■ **Direction**
Show every line in the entries below where the word "text" appears.

■ **Rows**

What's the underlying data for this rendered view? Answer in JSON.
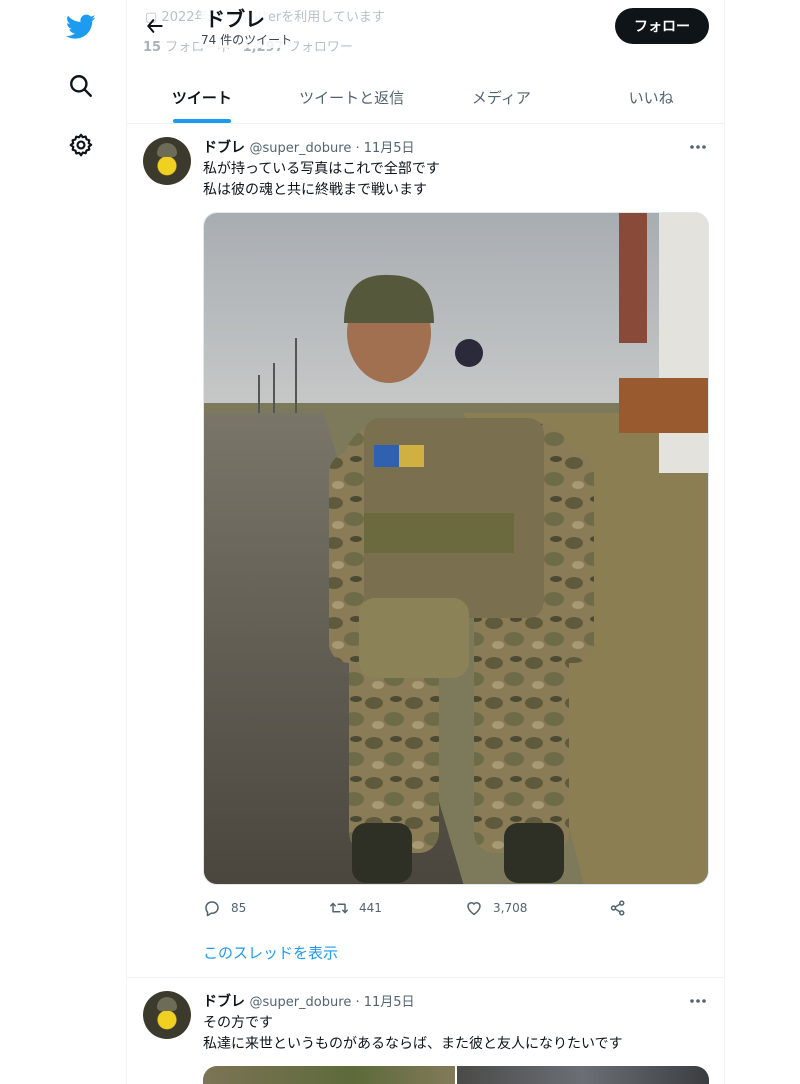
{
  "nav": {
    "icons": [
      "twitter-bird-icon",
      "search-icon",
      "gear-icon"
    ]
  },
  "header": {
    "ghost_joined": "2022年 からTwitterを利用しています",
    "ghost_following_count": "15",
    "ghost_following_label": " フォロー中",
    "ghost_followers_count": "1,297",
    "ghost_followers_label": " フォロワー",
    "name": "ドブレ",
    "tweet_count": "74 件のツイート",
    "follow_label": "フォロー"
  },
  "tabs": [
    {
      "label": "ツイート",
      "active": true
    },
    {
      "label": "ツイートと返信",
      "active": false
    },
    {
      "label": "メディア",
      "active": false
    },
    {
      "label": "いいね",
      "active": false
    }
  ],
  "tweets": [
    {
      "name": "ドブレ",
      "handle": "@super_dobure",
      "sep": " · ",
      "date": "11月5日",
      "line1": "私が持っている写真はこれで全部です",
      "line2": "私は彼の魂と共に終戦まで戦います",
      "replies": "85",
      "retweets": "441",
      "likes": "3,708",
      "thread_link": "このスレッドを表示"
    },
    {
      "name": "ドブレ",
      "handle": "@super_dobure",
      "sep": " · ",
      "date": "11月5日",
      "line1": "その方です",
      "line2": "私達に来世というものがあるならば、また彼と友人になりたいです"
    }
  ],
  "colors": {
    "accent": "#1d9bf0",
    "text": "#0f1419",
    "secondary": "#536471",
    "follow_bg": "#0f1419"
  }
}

...

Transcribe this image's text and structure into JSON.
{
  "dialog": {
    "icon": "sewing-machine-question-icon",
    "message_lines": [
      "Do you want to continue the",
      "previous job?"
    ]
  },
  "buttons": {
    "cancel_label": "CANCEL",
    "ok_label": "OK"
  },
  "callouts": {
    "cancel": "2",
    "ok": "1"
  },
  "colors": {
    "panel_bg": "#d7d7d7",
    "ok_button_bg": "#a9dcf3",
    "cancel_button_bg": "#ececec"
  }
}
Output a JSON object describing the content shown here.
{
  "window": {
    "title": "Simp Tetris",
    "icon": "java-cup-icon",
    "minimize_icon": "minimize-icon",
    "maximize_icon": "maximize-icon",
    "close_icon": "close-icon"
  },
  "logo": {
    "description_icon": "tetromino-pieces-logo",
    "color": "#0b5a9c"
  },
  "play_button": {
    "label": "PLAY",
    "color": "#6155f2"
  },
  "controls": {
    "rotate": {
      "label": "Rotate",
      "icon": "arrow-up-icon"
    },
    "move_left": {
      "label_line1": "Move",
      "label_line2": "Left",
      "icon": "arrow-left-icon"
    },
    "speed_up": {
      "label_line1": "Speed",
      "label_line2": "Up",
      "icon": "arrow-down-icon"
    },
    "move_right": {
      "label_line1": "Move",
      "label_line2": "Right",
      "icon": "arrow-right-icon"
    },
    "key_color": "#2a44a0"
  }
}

■ **Response to the exercise**
    "text": "#0f1419",
Transcribe this image's text and structure into JSON.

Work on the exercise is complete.